● **TEXTE D'ÉTUDE**:
------------------------------

Église : une unité à faire… ou à protéger ? 

Église : une unité à faire… ou à protéger ? 

 

Les 18 et 19 octobre 2013, le diocèse du Mans organisait dans la grande salle du  Palais des Congrès de la ville, deux jours de réflexion sur le thème « Les nouveaux défis de l’évangélisation » nommés Essentiel’Mans. Il m’avait été demandé d’animer ces deux journées, puis d’en proposer une forme de « synthèse ». Je livre aujourd’hui ce texte à celles et ceux que cette réflexion intéresserait. 

Je rédige cette synthèse cinq semaines après l’événement que fut Essentiel’Mans, le jour même où est rendue publique l’exhortation apostolique du pape François «sur l’annonce de l’évangile dans le monde d’aujourd’hui».(1) Si je m’autorise ce rapprochement c’est que le texte rappelle les trois «cibles» de l’évangélisation que sont : les fidèles eux-mêmes, dans la diversité de leurs pratiques, les «baptisés qui pourtant ne vivent pas les exigences du baptême», enfin celles et ceux qui n’ont jamais été touchés par la foi chrétienne. (2) Une diversité bien reformulée au Mans par Mgr Fisichella lorsqu’il a évoqué l’urgence à «raviver la foi des chrétiens» mais également la nécessité de bien différencier la nouvelle évangélisation qui vise prioritairement celles et ceux qui ont pris leurs distances avec l’Eglise catholique, de l’évangélisation «ad gentes».

S’interroger sur les nouveaux défis de l’évangélisation suppose une réponse préalable aux questions du pourquoi et du comment de l’évangélisation. Et si la réponse au pourquoi peut sembler évidente : «parce que c’est la mission même de l’Eglise» confiée par le Christ, la manière de percevoir et de dire la mission peut suggérer des réponses différentes au niveau des moyens à mettre en œuvre. Lorsque le cardinal André Vingt-trois questionne à propos de l’évangélisation des peuples : «sommes-nous convaincus qu’il leur manque quelque chose ?» il ne dit pas exactement la même chose que lorsqu’il invite à «vivre et proposer la foi comme certitude de n’être plus jamais seul».

------------------------------

● **DONNÉES FOURNIES**:
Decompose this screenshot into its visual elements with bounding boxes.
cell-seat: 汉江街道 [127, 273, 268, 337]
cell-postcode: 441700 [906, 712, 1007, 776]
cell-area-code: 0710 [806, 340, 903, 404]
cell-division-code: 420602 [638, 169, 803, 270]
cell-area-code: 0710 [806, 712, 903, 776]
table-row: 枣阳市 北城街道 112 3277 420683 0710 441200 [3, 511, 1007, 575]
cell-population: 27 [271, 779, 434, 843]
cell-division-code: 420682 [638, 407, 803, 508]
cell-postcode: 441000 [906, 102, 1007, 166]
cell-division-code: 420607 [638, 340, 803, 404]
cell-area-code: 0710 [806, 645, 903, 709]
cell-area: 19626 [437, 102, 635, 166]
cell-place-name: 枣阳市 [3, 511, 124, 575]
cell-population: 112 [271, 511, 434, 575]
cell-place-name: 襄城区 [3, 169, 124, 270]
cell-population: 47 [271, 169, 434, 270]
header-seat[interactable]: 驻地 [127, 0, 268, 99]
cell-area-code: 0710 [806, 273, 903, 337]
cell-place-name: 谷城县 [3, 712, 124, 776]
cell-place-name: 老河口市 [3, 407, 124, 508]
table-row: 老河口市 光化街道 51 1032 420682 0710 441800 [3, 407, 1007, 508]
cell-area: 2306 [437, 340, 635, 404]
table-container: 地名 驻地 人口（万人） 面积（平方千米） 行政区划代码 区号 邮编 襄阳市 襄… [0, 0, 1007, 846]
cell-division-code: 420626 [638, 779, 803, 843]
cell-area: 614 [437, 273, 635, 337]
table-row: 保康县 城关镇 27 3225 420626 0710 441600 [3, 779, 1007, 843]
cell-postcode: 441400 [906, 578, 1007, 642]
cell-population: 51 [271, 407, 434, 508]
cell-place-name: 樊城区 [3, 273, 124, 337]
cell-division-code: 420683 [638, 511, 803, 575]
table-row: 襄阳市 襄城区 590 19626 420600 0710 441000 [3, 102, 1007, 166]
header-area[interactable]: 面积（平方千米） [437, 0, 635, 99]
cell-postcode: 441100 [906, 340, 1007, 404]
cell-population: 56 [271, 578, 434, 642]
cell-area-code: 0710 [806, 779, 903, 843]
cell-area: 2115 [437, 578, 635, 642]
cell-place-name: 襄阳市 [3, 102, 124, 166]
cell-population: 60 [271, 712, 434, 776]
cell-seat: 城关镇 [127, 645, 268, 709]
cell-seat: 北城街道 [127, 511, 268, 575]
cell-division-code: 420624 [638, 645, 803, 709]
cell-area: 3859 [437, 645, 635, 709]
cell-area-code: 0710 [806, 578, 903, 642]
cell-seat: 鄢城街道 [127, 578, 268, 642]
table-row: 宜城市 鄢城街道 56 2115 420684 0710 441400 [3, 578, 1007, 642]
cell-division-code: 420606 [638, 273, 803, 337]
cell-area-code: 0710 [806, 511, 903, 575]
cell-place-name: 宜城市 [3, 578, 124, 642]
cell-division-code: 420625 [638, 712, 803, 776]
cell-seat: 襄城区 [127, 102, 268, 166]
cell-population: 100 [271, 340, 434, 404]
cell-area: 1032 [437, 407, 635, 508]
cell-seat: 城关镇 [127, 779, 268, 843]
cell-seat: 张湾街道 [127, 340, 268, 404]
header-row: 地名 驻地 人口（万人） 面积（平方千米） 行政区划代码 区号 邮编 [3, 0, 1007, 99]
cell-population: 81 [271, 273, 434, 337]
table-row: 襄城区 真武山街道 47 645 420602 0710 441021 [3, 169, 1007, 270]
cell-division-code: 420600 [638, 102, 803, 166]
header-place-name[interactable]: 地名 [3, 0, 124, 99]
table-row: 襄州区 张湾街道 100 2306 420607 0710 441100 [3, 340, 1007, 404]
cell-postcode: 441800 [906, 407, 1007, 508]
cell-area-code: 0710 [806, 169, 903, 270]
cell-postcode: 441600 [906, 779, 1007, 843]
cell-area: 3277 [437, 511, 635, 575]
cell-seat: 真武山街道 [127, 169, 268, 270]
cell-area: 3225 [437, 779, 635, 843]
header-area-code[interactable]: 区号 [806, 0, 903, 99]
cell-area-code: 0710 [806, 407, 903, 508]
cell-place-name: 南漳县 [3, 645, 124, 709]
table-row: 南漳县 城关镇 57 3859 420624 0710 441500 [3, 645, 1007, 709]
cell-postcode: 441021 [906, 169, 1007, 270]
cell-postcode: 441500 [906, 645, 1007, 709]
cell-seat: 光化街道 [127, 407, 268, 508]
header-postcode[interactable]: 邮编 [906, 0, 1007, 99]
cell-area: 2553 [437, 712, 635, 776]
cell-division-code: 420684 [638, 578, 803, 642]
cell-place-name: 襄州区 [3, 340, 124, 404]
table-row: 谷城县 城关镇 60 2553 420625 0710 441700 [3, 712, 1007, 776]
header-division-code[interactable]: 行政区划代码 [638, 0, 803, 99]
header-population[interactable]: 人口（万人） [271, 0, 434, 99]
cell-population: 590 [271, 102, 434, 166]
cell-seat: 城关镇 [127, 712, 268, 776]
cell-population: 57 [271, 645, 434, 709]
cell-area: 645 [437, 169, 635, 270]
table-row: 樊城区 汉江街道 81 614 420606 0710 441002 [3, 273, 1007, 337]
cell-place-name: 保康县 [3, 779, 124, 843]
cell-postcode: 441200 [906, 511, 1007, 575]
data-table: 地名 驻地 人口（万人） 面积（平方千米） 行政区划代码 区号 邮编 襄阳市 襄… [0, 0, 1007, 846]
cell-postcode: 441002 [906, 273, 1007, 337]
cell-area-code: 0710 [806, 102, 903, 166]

------------------------------

● **OBJECTIFS**:
[A] Selon la synthèse sur Essentiel'Mans, à quelles dates et dans quel lieu ces deux journées de réflexion se sont-elles tenues ?
[B] Poursuivez la synthèse sur Essentiel'Mans à partir de sa dernière phrase.

● **RÉPONSES PAR CONSIGNE**:
[A] Les 18 et 19 octobre 2013, dans la grande salle du Palais des Congrès du Mans.

[B]
Le «monde sécularisé» qui est notre ancrage, où toutes les traditions religieuses, spirituelles et philosophiques ont pignon sur rue, est sans doute culturellement plus ouvert à la proposition d’une rencontre personnelle avec Jésus, qu’à la réception d’un christianisme dogmatique qui prétendrait venir combler un «manque» et imposer sa Vérité. Lorsque Mgr le Saux formule en ces termes la démarche missionnaire du chrétien : «J’ai reçu le Christ, ma joie serait que tu le rencontres aussi» ; lorsque le cardinal Angelo Scola propose de «rejoindre les gens dans ce qu’ils vivent» (3) ils semblent inviter d’abord et surtout à partager une expérience. Ce que le cardinal Vingt-Trois lui-même semble ratifier lorsqu’il dit : «Le témoignage n’est pas d’abord celui de la parole mais celui de la vie qui conduit l’autre à s’interroger : pourquoi vit-il ainsi ?»

Or, cette démarche de proximité fraternelle, témoignant d’une espérance, peut être une réponse pertinente à la «désillusion» du monde contemporain. L’Occident, nous a dit le frère Samuel Rouvillois, « a pensé construire un modèle universel de société du plaisir où les autres finiraient bien par entrer » avant de se rendre compte que la mondialisation débouchait sur une violence multiforme, le triomphe de l’individualisme et l’impasse d’un mode de croissance non généralisable car destructeur de la planète. Un propos validé par la philosophe athée Cynthia Fleury lorsqu’elle observait que le message, massif et brutal, aujourd’hui adressé aux travailleurs par la société libérale, est : «tu n’es pas irremplaçable»… ce qui est l’exact contraire de ce que les croyants perçoivent de la Parole de Dieu adressée à chacun. Et il n’était pas sans intérêt de l’entendre dire combien, lors de la table ronde du matin, réunissant notamment le cardinal Angelo Scola, l’intellectuel musulman Rachid Benzine et le rabbin Haïm Korsia, elle avait perçu, «malgré les différences, l’existence d’un «nous» et une belle complicité». 

Et de fait, nous avons entendu les représentants des trois religions monothéistes, reconnaître que des siècles de contentieux théologiques, d’affrontements meurtriers et d’exclusions, avaient largement justifié, historiquement, l’intervention «pacifiante» du pouvoir politique. Mais également qu’au cœur de cette laïcité, dans un pays en panne de sens, où l’on semble assister à «la mort des espoirs laïcs» (Marek Halter), les religions étaient légitimes à «proposer» des sagesses vieilles de 3 700, 2 000 et 1 300 ans, moins pour remplir : églises, temples, mosquées ou synagogues, que pour participer loyalement au débat citoyen et rouvrir, pour chacun, des chemins d’espérance.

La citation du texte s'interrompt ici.